**Instructions to follow**
Count every line that holds the string "JSON", then give that number alone.

[A block of data]
>> Begin
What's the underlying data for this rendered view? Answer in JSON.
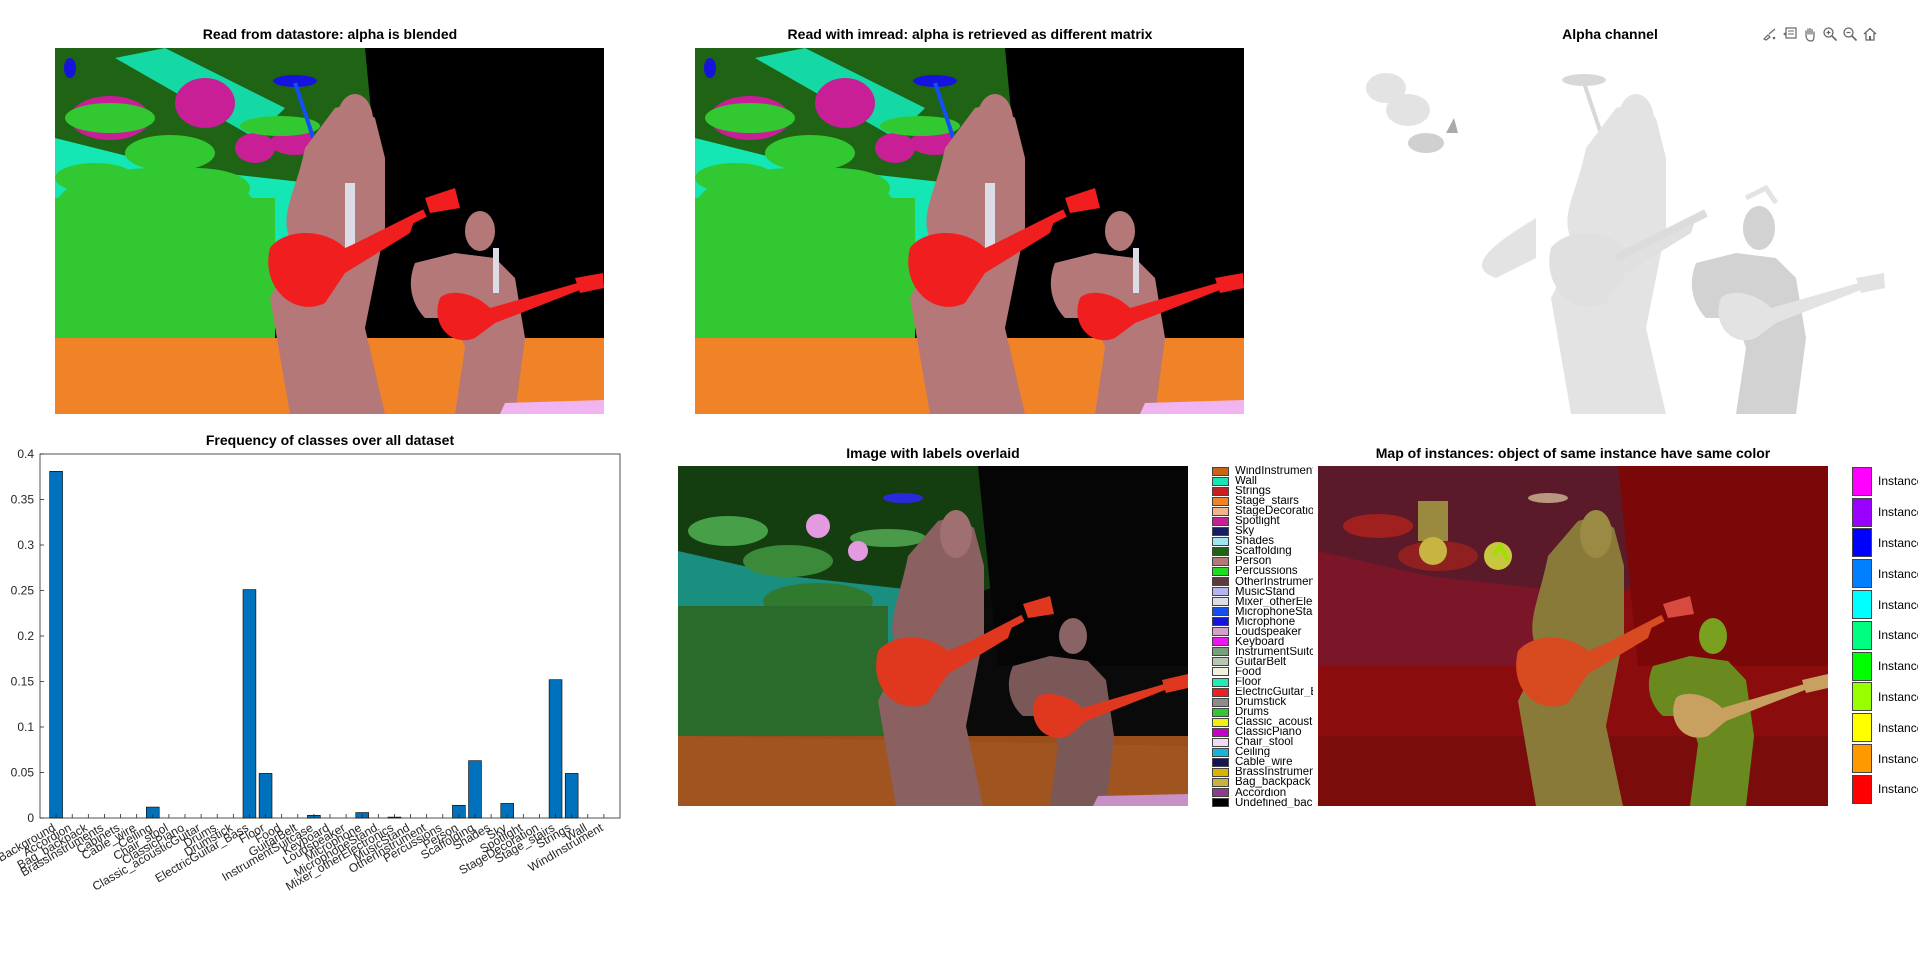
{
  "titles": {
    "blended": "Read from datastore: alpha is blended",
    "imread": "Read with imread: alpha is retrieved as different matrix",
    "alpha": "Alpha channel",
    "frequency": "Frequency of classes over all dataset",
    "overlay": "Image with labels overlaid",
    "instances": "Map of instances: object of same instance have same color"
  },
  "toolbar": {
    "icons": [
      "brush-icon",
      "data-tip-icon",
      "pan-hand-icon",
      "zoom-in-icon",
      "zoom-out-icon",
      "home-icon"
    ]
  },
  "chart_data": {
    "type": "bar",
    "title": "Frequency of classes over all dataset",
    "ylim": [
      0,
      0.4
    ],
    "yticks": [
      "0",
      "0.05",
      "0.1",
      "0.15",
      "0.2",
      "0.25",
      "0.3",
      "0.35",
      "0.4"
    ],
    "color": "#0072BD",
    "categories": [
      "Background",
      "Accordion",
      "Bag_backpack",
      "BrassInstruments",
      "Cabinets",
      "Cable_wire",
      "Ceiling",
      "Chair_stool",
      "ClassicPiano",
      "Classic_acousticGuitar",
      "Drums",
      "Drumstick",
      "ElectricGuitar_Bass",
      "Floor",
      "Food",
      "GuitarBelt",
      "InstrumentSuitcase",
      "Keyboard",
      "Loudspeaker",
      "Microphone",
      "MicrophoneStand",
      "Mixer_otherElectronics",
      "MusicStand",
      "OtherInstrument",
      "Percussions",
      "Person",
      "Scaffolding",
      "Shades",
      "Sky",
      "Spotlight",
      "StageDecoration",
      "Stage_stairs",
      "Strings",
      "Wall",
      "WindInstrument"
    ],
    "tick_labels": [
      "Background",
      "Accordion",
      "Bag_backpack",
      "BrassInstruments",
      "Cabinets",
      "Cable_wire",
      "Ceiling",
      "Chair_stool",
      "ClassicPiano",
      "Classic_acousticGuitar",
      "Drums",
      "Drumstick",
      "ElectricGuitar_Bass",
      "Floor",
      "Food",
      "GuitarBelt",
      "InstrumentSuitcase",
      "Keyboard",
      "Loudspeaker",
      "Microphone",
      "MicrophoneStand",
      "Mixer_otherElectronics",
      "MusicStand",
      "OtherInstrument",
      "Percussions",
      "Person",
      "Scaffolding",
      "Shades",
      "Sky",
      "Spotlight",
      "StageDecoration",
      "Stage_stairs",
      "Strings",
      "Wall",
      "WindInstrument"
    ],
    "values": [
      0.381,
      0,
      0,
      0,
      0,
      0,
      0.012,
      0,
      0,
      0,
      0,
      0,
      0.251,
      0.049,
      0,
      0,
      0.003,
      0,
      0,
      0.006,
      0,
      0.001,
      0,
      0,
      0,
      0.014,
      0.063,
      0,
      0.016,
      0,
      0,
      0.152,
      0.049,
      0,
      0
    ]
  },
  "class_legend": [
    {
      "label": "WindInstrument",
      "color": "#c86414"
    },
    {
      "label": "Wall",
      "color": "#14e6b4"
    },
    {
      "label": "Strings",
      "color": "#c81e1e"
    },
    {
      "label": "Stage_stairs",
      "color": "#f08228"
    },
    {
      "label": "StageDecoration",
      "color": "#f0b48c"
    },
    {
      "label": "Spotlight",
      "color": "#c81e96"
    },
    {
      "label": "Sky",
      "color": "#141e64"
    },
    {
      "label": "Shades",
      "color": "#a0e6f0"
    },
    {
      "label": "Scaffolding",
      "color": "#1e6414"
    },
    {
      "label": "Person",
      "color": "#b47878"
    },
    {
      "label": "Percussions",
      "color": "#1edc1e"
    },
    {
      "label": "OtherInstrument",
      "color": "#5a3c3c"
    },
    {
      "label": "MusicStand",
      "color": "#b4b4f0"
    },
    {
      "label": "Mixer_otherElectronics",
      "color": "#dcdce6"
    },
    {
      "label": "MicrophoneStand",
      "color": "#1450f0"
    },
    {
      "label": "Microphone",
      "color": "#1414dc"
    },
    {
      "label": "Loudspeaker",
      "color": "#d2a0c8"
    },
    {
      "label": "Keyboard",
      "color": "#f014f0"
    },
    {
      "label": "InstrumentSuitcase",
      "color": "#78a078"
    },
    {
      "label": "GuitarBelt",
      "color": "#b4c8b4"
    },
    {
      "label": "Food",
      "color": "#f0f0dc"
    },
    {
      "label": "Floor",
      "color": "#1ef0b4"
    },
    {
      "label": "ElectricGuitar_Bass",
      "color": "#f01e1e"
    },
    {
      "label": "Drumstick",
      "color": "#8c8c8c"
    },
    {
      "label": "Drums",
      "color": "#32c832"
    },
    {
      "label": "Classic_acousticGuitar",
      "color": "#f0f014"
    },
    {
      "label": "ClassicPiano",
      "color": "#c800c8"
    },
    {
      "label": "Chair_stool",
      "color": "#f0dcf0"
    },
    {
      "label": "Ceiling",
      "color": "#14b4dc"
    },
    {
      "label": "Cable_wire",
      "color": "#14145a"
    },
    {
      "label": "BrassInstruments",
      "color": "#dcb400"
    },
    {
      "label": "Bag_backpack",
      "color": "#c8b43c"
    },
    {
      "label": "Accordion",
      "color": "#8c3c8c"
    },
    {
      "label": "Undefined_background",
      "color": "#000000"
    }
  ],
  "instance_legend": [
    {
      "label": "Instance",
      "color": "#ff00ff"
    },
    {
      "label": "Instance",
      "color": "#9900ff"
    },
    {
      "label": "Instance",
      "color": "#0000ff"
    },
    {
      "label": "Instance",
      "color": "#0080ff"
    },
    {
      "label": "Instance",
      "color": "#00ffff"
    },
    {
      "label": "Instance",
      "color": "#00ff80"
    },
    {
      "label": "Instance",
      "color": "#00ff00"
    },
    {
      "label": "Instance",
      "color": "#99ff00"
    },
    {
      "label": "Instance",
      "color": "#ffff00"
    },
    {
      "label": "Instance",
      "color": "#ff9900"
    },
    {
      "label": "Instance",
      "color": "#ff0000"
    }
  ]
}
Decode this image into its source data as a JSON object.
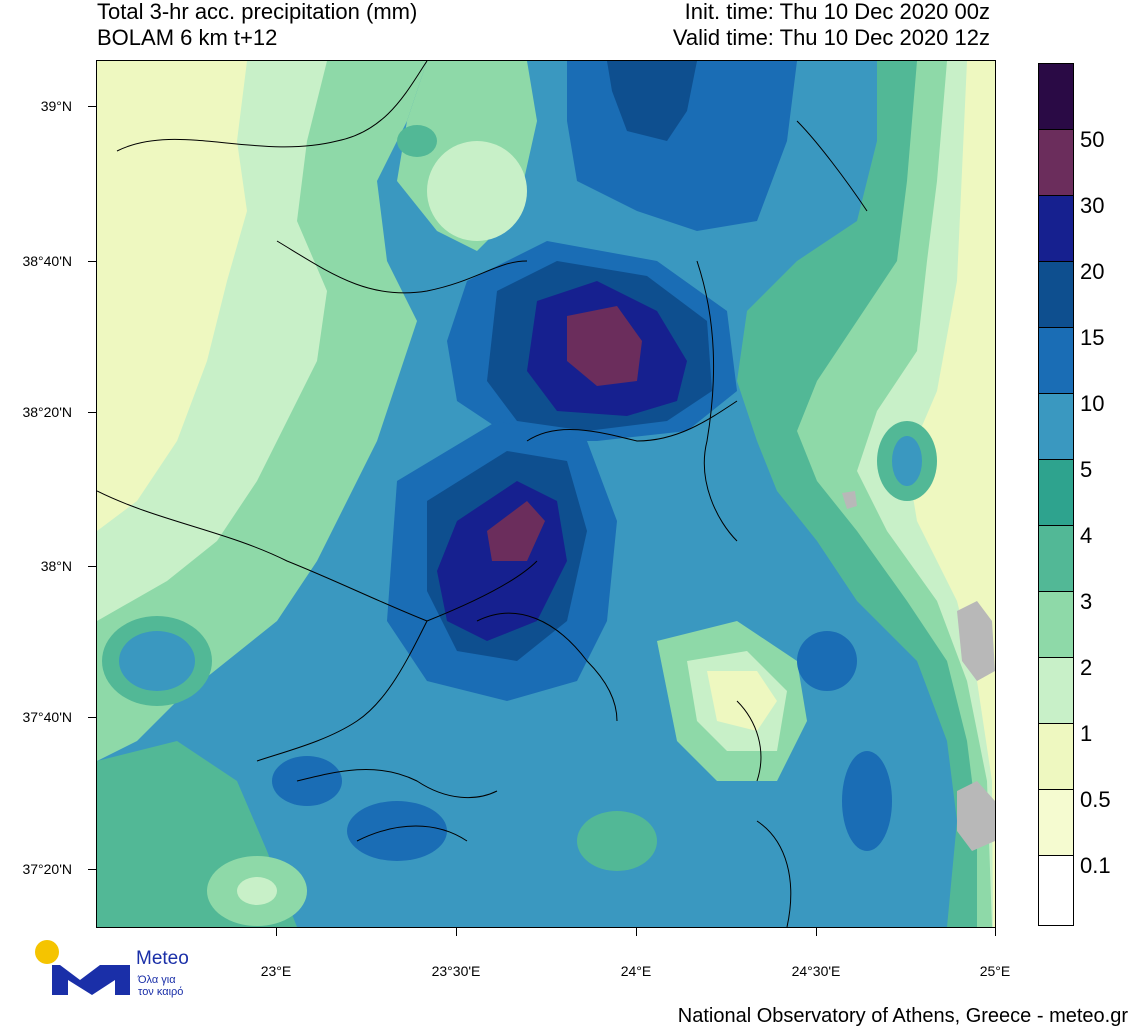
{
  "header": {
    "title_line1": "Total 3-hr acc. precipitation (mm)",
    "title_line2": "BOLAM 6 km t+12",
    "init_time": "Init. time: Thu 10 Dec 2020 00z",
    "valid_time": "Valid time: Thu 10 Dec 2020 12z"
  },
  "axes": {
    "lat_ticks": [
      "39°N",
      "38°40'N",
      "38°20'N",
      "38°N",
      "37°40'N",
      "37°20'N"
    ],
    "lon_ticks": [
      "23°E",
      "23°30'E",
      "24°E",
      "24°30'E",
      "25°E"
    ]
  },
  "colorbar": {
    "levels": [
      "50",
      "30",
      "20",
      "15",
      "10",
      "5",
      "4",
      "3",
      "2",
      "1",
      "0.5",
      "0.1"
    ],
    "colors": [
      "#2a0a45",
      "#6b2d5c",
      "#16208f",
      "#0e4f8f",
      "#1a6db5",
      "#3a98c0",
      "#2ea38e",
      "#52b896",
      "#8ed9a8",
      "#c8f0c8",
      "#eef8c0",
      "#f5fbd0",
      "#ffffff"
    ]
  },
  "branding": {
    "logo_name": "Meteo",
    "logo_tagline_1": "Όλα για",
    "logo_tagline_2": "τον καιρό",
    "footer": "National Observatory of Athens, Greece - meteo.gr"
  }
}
>> End
**Written response**
2